__Exercise__. Only a number is wanted: the count of lines in this listing that contain "为什么要洗".

==== Task input

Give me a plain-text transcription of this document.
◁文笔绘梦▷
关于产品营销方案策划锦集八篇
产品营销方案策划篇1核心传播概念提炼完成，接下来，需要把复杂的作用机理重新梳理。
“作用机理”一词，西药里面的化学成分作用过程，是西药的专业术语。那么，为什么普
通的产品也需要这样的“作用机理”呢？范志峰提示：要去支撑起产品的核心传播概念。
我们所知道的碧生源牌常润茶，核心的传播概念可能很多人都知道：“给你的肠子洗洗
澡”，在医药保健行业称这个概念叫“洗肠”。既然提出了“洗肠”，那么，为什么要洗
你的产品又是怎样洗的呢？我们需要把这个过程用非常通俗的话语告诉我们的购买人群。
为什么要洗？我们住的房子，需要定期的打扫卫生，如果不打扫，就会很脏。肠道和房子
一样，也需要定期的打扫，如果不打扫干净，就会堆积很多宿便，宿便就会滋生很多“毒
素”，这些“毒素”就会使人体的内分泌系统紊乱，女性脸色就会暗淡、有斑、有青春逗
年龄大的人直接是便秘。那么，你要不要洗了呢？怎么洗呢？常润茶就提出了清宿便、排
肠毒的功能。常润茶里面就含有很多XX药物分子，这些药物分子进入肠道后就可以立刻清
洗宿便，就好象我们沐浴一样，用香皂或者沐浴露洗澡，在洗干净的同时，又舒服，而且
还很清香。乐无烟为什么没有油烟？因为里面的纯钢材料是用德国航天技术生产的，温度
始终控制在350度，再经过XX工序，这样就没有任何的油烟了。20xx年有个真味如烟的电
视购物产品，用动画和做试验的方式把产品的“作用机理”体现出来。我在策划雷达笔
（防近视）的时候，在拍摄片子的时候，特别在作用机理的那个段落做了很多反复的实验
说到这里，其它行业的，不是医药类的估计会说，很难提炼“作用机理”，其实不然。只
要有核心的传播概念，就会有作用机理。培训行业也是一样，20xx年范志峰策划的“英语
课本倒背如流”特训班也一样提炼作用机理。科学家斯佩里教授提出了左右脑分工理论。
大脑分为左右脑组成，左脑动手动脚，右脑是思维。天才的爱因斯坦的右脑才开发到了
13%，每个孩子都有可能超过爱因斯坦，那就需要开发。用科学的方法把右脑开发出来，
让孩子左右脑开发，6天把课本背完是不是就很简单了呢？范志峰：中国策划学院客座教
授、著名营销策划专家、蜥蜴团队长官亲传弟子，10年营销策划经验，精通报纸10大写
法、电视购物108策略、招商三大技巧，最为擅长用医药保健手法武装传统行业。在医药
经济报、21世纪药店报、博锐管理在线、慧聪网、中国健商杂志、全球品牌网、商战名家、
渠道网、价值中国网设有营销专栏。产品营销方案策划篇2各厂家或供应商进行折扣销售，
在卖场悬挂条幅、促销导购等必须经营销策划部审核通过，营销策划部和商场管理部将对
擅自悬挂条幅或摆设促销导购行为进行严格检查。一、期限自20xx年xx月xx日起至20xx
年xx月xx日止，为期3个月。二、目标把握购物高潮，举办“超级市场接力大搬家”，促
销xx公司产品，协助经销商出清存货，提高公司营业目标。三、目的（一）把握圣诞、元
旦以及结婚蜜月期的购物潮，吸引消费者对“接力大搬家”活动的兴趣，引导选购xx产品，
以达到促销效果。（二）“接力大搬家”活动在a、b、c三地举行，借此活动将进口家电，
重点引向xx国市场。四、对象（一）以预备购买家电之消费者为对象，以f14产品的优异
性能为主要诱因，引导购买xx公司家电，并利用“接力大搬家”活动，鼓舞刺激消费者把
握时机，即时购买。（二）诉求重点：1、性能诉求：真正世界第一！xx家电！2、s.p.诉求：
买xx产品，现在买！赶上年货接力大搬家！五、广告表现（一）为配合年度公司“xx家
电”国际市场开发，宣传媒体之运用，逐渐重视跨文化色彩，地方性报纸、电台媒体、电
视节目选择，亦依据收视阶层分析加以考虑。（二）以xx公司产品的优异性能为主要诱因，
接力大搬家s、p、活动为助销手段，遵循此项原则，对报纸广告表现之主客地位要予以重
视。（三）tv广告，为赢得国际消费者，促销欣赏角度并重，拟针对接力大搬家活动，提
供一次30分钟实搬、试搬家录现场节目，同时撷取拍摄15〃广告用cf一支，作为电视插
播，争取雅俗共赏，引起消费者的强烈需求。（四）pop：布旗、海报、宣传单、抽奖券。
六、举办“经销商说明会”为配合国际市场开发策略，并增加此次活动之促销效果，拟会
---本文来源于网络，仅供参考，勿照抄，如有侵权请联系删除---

========

__Output for this exercise__. 2